*** Listed entries

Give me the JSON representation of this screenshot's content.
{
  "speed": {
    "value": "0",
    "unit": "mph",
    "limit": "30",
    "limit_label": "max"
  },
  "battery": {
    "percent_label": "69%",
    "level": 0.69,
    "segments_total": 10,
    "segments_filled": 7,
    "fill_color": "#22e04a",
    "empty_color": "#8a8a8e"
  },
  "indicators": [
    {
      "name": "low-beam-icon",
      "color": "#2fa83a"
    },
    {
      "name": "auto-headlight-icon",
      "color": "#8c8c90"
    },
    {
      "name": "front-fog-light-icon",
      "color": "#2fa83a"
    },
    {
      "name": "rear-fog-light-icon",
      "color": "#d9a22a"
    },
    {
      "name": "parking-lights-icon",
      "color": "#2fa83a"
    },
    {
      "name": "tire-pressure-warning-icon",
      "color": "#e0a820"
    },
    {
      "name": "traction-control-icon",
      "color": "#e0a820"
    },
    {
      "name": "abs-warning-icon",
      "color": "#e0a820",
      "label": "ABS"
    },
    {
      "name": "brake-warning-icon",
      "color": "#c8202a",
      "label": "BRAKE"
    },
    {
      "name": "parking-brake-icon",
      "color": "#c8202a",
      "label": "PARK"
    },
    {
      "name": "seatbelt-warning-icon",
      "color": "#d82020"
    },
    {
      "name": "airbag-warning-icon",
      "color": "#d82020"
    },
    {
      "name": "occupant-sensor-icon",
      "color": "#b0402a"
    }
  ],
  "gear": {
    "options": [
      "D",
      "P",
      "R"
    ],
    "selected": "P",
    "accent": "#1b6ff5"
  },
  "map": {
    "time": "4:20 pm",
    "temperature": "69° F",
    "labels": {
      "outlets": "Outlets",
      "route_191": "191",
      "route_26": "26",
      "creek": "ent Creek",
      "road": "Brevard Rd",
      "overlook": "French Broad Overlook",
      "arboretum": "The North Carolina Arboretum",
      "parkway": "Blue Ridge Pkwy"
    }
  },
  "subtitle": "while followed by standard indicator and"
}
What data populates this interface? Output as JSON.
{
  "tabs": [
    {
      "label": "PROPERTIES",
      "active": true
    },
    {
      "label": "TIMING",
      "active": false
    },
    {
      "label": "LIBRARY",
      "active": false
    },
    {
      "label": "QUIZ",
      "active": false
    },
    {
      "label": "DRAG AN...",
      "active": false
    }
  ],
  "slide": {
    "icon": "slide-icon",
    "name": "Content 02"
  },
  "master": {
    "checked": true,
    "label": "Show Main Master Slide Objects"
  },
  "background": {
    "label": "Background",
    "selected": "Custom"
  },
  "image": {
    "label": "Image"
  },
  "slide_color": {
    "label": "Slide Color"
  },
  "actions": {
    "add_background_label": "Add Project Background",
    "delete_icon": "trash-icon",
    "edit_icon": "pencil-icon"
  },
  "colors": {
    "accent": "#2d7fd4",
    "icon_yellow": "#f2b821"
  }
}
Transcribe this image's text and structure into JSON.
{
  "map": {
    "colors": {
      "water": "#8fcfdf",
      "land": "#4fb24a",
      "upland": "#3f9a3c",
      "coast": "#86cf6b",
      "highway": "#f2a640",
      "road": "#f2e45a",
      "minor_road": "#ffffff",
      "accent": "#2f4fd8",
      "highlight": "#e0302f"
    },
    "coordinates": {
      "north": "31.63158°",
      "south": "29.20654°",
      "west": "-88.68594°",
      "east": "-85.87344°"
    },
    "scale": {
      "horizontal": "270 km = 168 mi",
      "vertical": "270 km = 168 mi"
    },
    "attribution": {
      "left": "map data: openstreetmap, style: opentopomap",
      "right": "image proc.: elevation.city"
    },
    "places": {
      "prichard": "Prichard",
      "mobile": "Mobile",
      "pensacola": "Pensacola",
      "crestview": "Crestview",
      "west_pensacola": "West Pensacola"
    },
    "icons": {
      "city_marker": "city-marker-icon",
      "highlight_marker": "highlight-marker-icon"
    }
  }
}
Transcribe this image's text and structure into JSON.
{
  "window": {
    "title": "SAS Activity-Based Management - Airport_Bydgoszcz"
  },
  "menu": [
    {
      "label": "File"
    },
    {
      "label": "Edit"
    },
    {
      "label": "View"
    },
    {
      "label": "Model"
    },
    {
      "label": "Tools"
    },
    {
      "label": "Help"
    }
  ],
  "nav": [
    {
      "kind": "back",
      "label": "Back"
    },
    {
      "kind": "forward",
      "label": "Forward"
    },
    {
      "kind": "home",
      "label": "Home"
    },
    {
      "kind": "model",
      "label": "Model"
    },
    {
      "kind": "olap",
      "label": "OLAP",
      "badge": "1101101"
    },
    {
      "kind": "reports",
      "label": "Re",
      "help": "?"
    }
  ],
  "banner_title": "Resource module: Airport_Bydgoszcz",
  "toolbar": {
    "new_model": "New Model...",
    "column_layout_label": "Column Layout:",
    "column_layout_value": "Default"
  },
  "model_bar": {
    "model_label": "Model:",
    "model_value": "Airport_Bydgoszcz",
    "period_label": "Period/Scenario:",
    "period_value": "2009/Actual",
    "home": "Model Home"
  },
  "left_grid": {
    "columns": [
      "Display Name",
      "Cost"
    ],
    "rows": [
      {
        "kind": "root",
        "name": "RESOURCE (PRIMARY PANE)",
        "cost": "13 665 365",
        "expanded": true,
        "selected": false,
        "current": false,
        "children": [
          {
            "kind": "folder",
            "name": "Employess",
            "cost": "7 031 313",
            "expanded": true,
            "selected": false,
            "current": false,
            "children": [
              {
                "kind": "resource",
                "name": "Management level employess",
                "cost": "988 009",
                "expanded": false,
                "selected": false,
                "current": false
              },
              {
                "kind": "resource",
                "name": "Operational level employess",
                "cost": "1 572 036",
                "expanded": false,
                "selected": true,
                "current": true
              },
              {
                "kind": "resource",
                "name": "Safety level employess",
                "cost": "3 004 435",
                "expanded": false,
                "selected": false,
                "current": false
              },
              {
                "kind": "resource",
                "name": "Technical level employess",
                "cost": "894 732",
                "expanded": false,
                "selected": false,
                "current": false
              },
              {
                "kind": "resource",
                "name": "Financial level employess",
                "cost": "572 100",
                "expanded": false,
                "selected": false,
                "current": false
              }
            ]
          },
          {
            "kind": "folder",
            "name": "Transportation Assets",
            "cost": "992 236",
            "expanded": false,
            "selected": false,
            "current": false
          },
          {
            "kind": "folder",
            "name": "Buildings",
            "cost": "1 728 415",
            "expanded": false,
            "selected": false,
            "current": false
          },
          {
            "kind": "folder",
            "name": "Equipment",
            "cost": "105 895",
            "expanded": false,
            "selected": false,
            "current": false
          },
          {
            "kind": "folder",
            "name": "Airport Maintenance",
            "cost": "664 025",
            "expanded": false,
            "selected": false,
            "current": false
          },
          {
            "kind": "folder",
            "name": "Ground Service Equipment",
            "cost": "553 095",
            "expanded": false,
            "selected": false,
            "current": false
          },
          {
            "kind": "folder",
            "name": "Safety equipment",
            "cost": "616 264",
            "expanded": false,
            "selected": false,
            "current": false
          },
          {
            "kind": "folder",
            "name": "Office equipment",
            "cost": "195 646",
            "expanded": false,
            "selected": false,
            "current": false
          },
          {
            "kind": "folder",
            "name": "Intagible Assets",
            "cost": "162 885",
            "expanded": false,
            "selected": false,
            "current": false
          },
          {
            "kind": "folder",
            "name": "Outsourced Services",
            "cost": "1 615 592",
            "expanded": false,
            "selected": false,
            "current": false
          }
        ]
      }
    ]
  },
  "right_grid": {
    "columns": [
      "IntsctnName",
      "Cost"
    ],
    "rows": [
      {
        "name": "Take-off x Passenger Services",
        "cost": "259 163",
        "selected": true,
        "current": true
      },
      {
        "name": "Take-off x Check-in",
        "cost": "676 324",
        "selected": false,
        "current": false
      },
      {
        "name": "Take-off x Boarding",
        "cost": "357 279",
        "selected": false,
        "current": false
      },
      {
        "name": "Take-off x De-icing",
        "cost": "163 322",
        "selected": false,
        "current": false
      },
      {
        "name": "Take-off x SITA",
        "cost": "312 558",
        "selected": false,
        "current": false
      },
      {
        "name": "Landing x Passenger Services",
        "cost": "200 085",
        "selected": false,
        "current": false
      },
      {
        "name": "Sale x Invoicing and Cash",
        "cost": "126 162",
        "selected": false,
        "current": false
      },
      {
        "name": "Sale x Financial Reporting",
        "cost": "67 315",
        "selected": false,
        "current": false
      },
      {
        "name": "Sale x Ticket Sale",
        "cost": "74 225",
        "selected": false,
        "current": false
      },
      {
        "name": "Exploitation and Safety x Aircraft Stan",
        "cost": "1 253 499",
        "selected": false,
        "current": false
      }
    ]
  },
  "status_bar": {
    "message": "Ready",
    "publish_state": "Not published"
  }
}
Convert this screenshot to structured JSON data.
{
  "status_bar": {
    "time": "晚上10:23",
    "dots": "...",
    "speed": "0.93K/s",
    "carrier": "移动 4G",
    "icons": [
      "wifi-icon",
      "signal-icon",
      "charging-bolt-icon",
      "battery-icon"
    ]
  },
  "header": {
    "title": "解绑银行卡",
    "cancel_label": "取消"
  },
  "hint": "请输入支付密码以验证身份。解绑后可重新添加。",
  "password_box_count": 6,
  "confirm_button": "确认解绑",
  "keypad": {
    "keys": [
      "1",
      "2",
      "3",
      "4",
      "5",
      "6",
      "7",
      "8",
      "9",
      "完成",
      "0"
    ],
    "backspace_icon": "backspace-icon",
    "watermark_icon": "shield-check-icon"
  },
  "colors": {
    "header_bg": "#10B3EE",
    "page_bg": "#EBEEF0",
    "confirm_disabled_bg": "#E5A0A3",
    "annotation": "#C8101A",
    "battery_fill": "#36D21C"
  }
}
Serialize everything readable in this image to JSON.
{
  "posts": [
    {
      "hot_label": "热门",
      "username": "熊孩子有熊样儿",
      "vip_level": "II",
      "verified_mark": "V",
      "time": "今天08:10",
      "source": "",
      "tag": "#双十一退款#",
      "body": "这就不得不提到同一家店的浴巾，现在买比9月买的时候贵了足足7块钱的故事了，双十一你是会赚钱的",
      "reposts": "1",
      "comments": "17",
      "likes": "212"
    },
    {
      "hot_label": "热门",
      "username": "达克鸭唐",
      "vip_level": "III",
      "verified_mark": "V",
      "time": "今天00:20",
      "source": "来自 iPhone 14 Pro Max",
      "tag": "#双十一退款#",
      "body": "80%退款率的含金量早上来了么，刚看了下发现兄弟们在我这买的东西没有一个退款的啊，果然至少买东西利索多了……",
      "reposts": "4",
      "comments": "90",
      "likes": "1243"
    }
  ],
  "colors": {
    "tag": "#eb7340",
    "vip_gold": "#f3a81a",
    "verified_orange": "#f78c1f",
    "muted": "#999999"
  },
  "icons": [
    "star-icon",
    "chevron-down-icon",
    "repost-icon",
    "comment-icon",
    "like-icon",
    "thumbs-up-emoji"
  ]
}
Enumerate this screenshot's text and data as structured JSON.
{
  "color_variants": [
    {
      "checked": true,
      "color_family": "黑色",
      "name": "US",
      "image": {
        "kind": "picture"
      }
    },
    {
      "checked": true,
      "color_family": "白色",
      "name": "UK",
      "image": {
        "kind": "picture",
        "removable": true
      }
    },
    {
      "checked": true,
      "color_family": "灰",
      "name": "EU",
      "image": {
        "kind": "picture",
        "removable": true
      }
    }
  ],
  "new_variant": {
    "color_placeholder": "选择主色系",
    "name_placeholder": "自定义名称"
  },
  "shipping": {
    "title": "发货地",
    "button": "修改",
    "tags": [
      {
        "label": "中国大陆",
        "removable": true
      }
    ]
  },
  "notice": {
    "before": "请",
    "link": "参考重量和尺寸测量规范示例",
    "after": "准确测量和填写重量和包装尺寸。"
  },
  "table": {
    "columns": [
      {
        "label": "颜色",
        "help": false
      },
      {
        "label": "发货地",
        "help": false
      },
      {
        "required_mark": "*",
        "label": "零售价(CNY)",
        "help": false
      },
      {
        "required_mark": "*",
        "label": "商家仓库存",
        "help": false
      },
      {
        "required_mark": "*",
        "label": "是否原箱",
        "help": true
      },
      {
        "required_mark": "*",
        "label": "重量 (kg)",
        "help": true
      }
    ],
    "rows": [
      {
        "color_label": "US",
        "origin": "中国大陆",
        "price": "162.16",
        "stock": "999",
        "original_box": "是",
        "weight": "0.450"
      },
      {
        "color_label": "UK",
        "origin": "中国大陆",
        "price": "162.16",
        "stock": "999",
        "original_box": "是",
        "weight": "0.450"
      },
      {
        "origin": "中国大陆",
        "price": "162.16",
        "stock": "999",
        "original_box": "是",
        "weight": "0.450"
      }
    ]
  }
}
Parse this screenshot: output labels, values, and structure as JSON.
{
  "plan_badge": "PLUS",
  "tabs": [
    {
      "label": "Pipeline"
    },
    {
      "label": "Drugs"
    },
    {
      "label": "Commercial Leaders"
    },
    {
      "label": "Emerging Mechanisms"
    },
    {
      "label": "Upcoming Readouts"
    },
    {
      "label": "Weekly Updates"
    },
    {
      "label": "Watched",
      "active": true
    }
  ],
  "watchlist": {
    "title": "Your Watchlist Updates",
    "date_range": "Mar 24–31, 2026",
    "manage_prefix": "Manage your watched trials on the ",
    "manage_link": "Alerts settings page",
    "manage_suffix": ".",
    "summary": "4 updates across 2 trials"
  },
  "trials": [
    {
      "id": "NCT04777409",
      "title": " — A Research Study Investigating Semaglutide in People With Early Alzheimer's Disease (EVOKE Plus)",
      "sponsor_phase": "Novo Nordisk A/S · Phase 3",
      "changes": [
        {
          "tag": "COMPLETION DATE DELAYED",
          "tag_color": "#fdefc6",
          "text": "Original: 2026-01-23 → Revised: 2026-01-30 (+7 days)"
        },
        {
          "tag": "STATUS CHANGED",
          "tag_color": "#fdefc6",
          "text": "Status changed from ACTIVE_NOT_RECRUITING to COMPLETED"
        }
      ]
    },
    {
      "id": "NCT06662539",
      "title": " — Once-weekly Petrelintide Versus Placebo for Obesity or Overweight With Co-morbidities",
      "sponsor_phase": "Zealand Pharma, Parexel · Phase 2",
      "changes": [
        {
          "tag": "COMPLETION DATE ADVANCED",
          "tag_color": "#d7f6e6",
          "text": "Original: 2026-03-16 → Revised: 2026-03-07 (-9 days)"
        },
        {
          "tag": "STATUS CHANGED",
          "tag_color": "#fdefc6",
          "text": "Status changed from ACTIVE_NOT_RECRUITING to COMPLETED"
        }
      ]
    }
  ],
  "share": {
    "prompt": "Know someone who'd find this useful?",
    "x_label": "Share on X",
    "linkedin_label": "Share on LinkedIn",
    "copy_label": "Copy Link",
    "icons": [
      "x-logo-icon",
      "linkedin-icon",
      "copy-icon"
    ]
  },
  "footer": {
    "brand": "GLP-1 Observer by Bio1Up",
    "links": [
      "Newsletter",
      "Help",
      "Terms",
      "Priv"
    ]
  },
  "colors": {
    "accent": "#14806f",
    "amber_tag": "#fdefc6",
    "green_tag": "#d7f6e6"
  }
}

******

> **Task**
Filter the data for the string "JSON" and copy every line that has it.

> **Result for this task**
Give me the JSON representation of this screenshot's content.
What data populates this interface? Output as JSON.
Transcribe this image's text and structure into JSON.
Transcribe this image's text and structure into JSON.
Convert this screenshot to structured JSON data.
Serialize everything readable in this image to JSON.
Enumerate this screenshot's text and data as structured JSON.
Parse this screenshot: output labels, values, and structure as JSON.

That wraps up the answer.